⟨

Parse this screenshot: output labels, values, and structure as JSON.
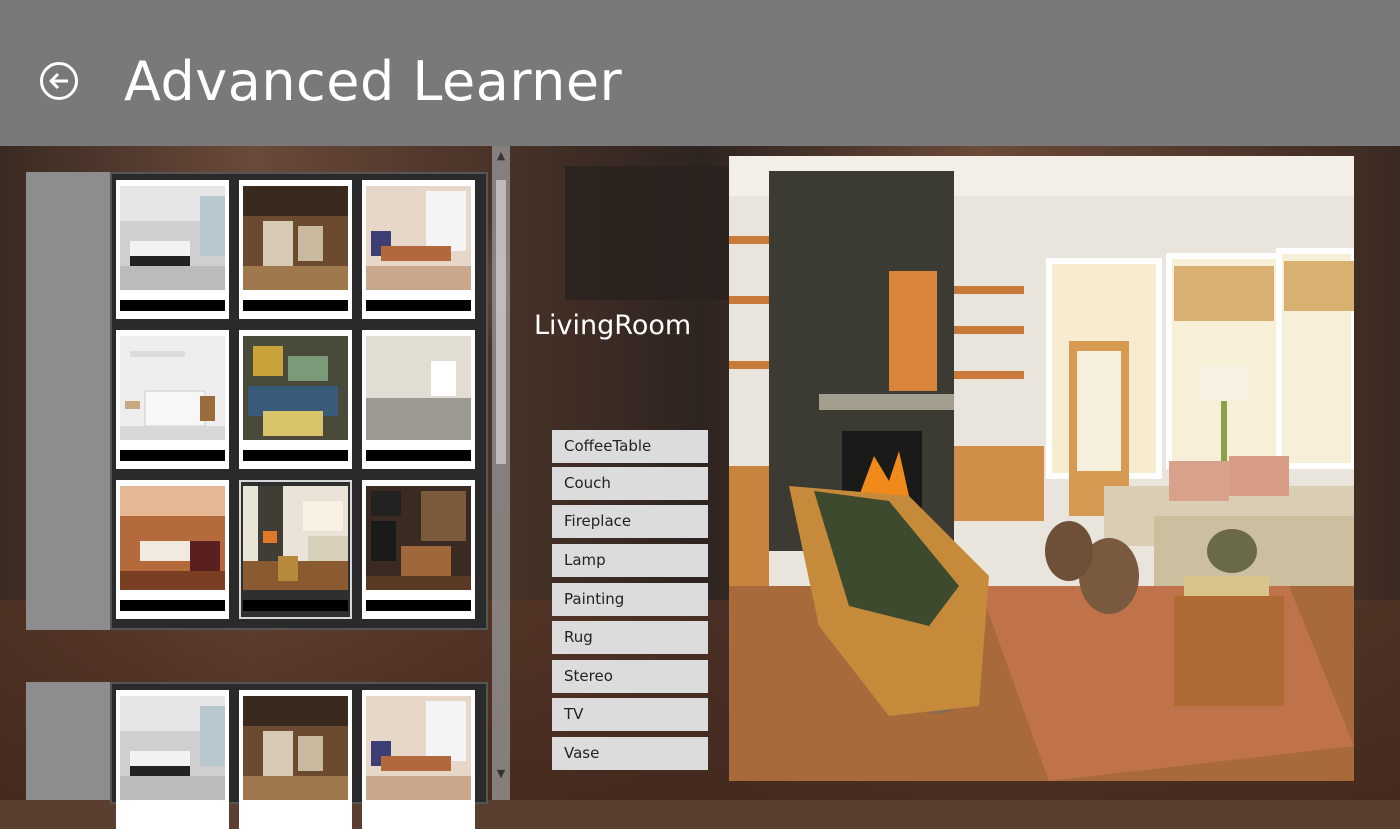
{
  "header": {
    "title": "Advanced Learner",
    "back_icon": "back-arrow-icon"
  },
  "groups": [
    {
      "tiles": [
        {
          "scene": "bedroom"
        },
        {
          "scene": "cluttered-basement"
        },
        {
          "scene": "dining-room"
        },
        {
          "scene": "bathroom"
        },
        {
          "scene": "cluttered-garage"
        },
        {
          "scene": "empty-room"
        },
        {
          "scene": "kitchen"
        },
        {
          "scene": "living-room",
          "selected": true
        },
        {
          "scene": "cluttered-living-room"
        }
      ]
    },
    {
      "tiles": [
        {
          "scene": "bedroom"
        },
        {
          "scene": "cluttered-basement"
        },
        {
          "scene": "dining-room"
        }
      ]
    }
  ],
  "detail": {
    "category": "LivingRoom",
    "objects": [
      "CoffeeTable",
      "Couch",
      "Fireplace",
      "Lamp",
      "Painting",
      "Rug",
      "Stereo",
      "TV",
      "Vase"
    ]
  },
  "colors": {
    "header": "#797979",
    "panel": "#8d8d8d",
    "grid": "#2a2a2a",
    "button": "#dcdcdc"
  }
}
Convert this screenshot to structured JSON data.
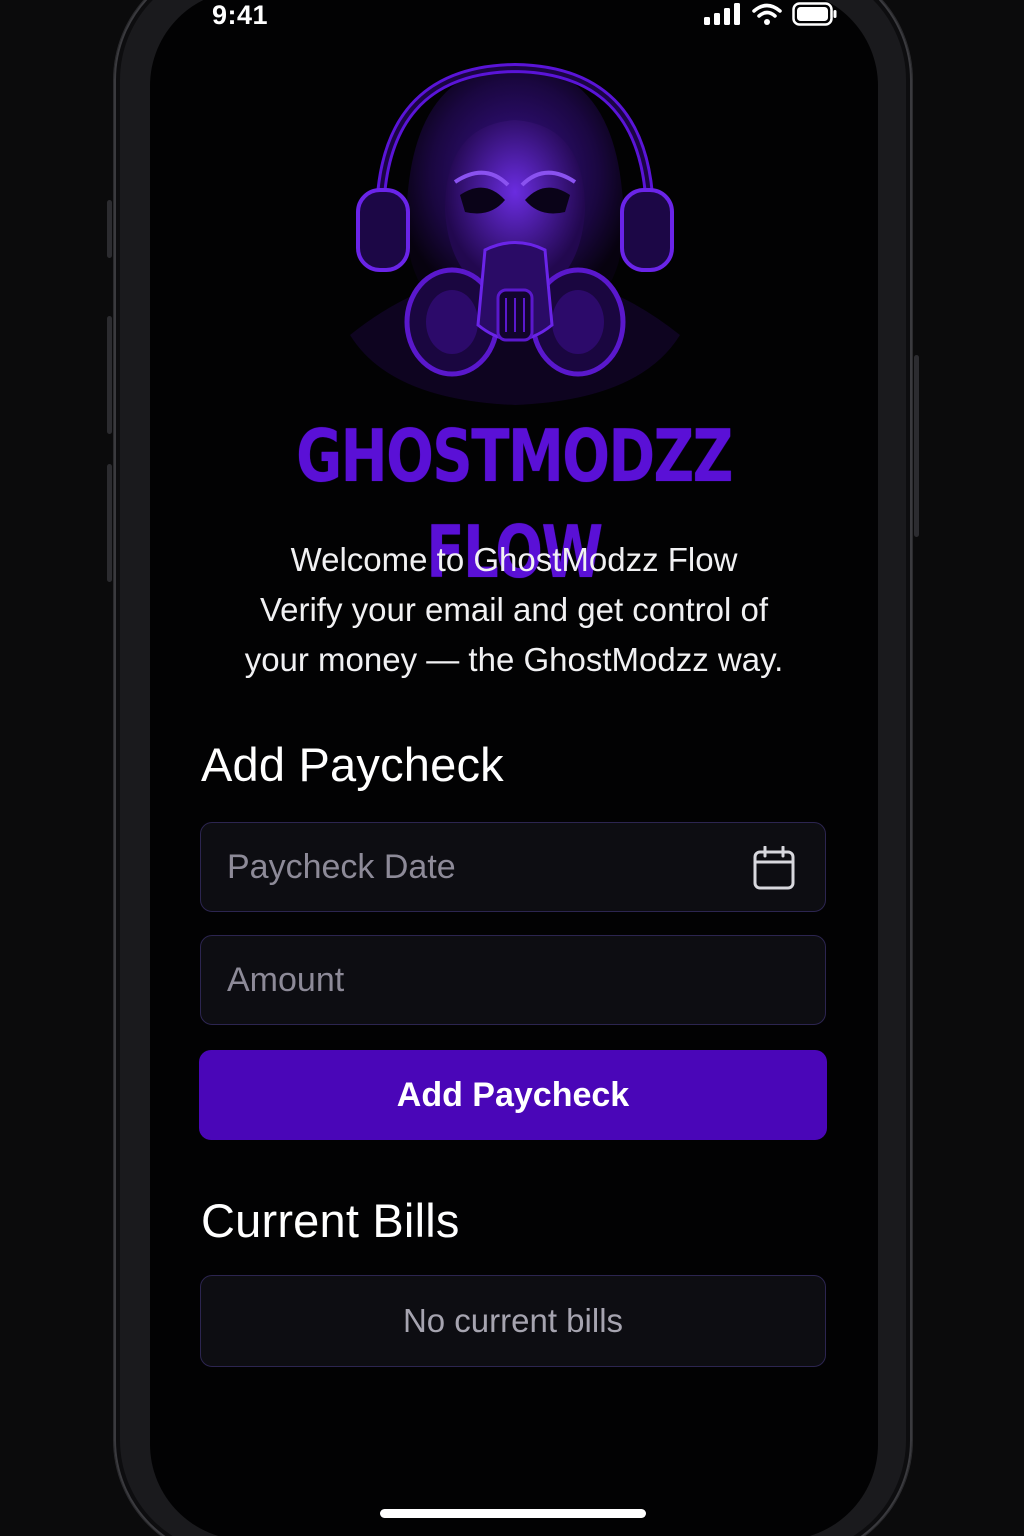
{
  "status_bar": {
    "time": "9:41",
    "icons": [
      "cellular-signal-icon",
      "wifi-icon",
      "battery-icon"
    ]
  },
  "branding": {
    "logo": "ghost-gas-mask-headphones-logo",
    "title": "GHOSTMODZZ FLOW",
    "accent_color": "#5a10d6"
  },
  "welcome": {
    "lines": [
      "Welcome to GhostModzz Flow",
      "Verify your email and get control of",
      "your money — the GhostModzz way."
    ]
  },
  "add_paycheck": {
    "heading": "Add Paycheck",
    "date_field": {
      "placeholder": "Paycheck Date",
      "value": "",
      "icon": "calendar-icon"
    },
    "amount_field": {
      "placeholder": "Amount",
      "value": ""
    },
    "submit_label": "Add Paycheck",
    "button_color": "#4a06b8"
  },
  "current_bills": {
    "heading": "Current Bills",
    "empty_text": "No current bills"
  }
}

⟩
⟨

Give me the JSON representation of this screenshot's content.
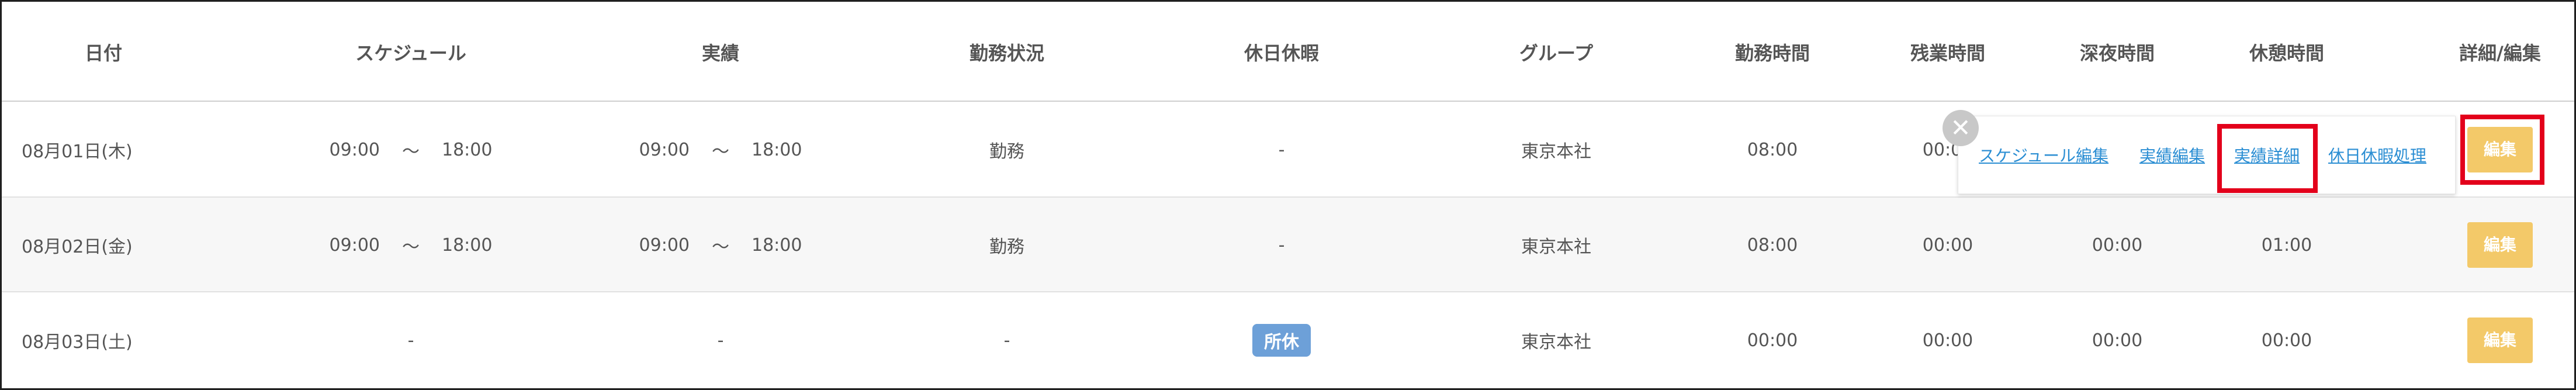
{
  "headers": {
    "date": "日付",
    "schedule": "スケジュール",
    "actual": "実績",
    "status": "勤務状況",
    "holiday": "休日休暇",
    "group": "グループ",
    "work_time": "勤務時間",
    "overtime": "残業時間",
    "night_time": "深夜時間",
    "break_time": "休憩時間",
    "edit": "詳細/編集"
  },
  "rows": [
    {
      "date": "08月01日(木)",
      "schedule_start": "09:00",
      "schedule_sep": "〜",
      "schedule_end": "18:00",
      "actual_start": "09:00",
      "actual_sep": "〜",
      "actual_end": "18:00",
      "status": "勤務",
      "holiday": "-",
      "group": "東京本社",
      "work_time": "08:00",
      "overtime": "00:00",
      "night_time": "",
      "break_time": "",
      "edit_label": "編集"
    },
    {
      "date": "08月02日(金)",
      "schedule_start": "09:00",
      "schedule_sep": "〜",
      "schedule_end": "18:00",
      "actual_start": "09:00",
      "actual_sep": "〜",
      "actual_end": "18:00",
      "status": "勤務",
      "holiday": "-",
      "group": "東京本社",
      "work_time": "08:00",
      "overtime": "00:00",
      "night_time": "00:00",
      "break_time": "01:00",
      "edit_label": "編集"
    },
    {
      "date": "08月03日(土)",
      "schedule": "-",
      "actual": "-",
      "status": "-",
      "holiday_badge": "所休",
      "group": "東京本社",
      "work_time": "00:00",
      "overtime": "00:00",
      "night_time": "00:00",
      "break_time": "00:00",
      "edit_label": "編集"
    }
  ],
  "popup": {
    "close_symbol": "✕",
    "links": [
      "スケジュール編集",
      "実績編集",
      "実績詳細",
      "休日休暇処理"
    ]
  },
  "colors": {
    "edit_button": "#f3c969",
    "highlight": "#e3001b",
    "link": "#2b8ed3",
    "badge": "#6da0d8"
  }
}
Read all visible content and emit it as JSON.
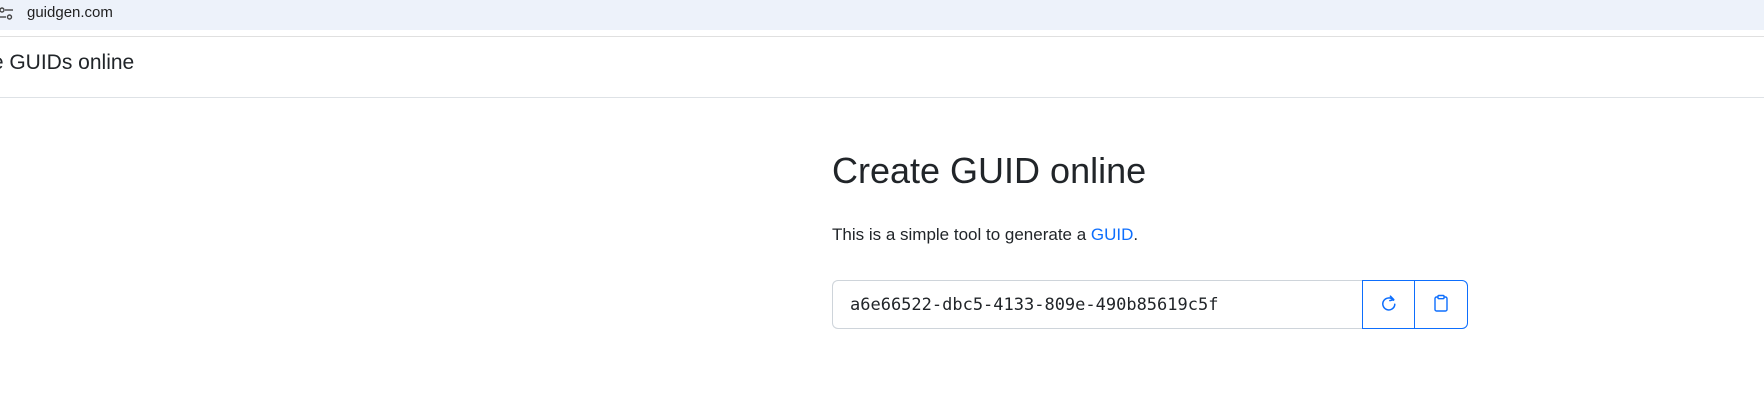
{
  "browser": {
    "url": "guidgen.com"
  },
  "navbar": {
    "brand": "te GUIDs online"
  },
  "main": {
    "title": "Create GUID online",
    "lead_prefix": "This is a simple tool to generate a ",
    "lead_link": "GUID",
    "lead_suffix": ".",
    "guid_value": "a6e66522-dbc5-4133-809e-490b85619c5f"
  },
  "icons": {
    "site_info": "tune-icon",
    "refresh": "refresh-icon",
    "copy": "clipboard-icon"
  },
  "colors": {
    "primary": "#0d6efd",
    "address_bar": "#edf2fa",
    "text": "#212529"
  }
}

⟩

*Objective*.
From the listing above, copy every line that includes the word "screenshot".

*Correct answer*.
Parse this screenshot: output labels, values, and structure as JSON.
Convert this screenshot to structured JSON data.
Give me the JSON representation of this screenshot's content.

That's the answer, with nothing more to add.